What is asked: Go through the material below and report how many lines contain "this". Give only the number.

───── Working data

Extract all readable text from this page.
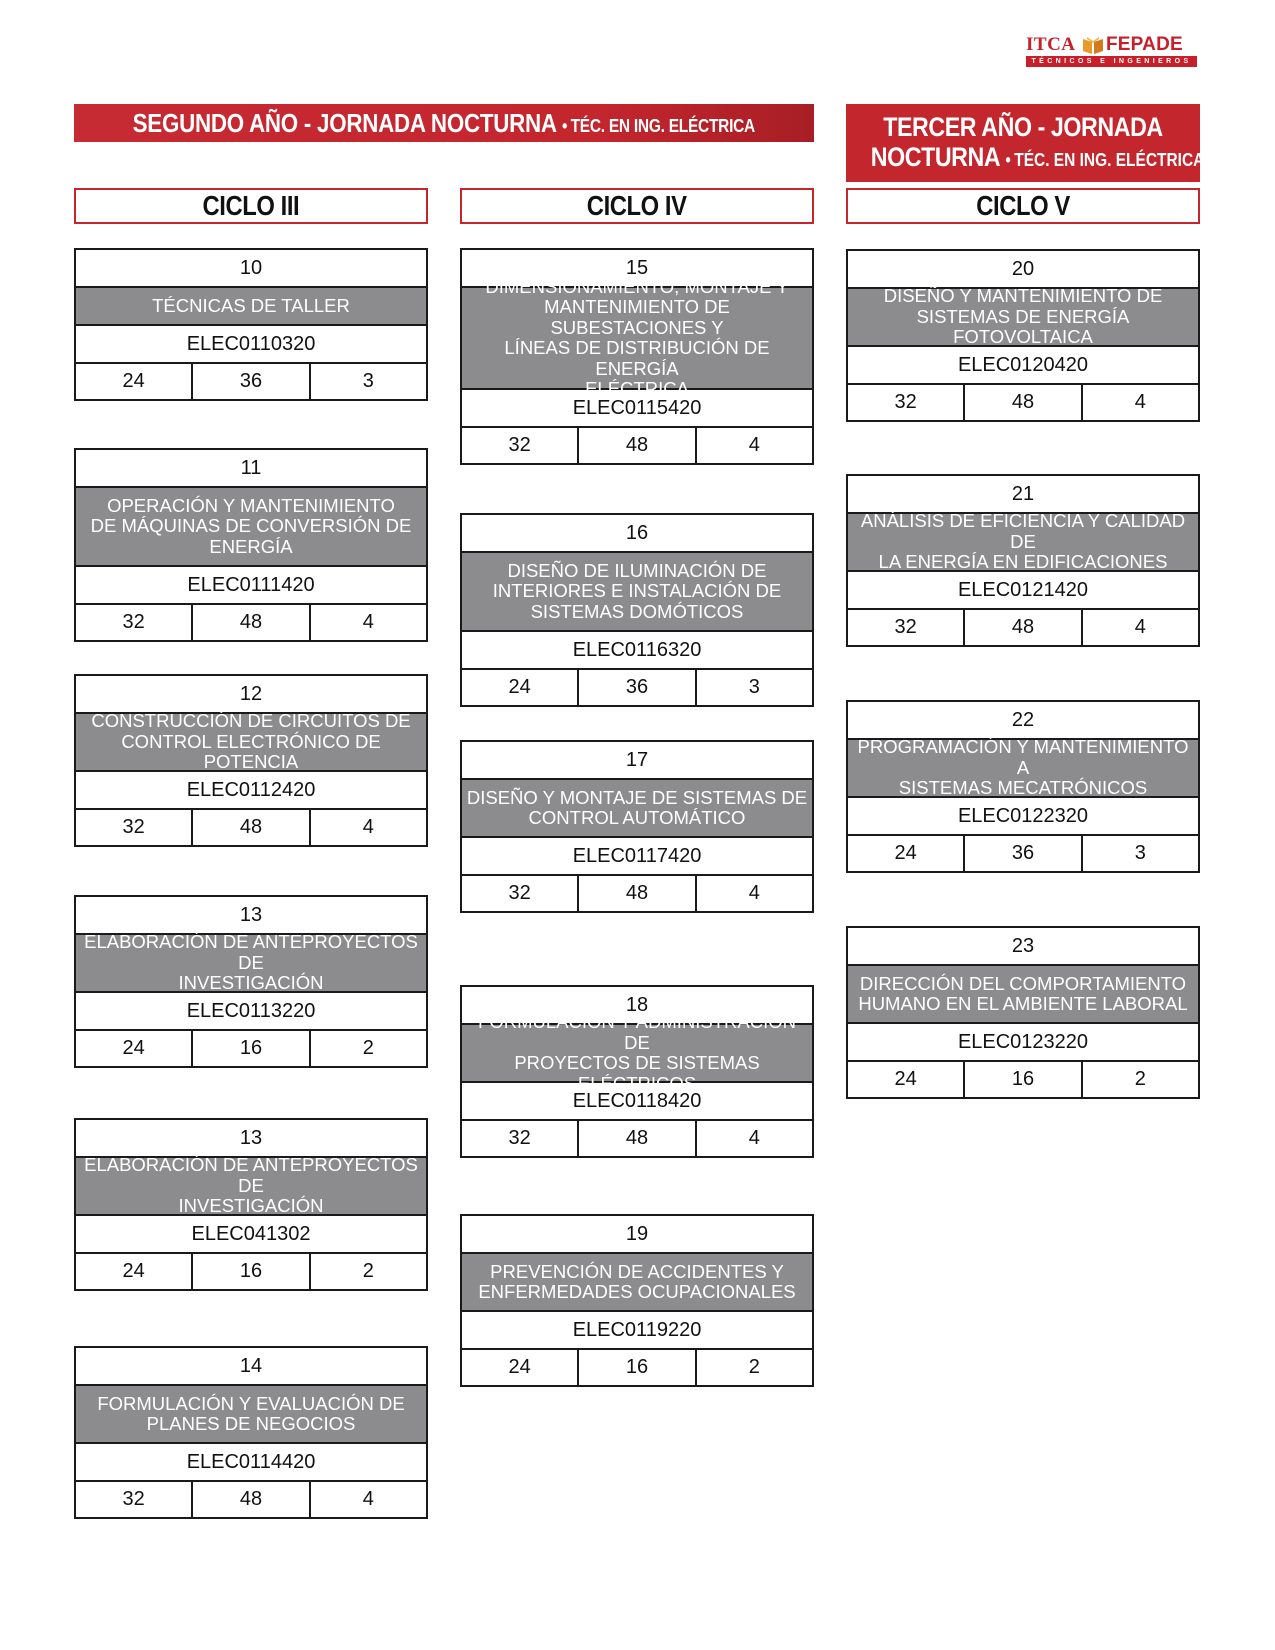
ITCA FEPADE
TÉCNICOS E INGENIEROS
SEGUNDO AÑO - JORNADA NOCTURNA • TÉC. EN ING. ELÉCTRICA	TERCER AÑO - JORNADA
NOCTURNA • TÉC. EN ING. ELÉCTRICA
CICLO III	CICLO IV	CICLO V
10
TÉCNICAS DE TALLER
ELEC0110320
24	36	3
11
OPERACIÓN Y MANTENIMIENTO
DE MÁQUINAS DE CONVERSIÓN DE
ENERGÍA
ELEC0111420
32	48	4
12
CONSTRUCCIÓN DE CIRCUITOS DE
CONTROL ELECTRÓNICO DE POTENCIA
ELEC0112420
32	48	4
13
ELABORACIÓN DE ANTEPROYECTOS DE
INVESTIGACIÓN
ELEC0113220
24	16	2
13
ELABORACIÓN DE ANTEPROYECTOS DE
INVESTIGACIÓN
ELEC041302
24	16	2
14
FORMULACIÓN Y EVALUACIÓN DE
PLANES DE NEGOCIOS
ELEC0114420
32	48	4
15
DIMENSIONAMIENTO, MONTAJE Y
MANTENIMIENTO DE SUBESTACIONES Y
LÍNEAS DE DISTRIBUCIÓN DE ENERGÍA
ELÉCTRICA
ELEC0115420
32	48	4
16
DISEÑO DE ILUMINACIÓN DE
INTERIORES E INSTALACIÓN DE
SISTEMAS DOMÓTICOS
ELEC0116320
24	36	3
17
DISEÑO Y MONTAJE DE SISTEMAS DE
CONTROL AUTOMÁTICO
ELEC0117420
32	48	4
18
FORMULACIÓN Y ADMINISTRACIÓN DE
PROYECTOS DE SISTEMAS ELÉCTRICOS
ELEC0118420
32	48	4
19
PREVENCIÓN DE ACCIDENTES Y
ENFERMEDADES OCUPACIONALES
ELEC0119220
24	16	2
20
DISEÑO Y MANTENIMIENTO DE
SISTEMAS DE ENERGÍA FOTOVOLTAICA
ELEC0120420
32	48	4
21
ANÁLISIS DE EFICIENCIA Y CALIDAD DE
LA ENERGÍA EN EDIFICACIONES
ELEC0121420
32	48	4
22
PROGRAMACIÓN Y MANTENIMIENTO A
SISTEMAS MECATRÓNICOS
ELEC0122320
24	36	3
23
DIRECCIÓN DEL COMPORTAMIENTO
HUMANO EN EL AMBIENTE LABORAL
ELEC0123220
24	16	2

──────────
───── Working data

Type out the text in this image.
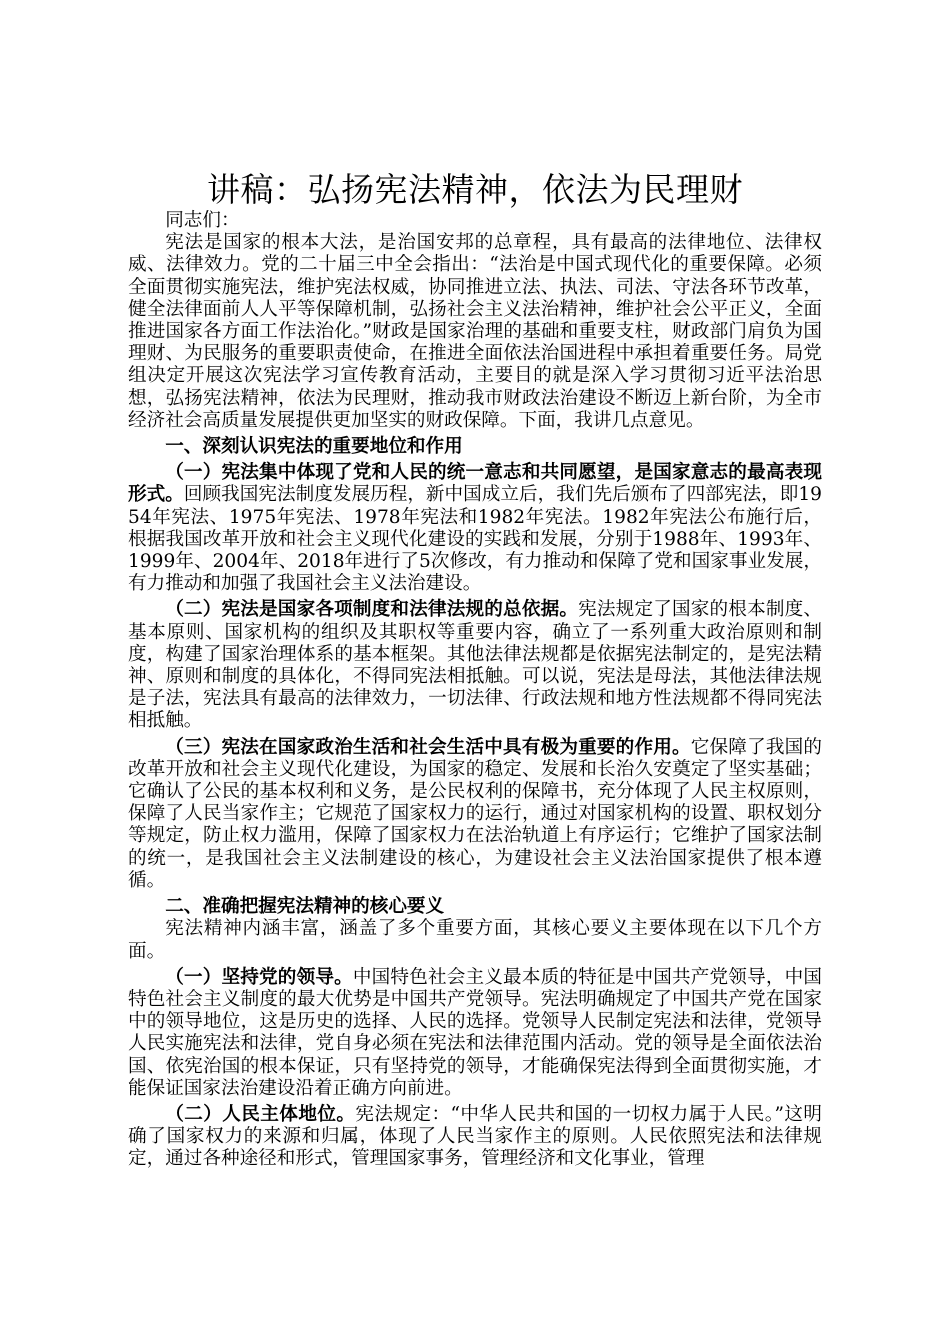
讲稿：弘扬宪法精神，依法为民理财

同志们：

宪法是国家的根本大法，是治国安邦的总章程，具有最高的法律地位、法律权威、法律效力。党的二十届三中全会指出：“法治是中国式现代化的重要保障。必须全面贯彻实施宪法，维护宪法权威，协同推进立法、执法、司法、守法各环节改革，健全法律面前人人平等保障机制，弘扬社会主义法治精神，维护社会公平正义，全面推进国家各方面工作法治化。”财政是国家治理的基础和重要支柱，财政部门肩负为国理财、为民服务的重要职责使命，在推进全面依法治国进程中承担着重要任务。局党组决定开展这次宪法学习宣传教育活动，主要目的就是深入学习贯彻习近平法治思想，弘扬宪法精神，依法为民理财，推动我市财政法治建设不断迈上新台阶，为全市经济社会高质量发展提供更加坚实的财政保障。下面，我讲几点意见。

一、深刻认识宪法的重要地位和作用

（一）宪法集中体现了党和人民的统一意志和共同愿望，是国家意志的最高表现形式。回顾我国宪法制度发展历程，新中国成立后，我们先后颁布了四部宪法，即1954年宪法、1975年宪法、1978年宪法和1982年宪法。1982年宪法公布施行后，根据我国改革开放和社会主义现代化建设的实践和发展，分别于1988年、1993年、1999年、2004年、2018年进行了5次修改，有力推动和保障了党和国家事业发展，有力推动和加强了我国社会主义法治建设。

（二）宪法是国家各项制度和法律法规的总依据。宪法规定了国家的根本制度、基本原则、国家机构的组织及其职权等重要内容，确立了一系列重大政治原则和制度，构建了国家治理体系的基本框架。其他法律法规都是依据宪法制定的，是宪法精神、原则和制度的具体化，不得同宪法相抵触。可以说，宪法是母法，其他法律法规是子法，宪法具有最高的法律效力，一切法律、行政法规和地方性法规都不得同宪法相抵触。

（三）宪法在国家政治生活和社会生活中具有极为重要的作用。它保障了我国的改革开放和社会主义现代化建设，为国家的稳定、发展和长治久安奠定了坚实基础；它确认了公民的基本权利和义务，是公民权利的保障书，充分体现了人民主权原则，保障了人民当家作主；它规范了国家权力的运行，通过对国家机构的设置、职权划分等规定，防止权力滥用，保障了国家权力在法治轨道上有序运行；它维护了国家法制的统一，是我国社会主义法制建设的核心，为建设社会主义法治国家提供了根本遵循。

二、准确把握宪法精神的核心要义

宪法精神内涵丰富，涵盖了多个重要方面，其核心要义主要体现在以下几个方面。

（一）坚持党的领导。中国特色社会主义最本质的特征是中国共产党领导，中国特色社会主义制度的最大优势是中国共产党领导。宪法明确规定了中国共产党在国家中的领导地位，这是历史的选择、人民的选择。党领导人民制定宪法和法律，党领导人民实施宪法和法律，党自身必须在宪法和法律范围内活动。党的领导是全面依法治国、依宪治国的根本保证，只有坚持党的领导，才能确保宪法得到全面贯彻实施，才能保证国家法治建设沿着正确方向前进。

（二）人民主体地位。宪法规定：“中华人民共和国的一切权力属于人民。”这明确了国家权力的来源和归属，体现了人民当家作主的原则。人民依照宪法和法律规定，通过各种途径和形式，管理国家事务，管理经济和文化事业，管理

──────────

Solution to the exercise: 2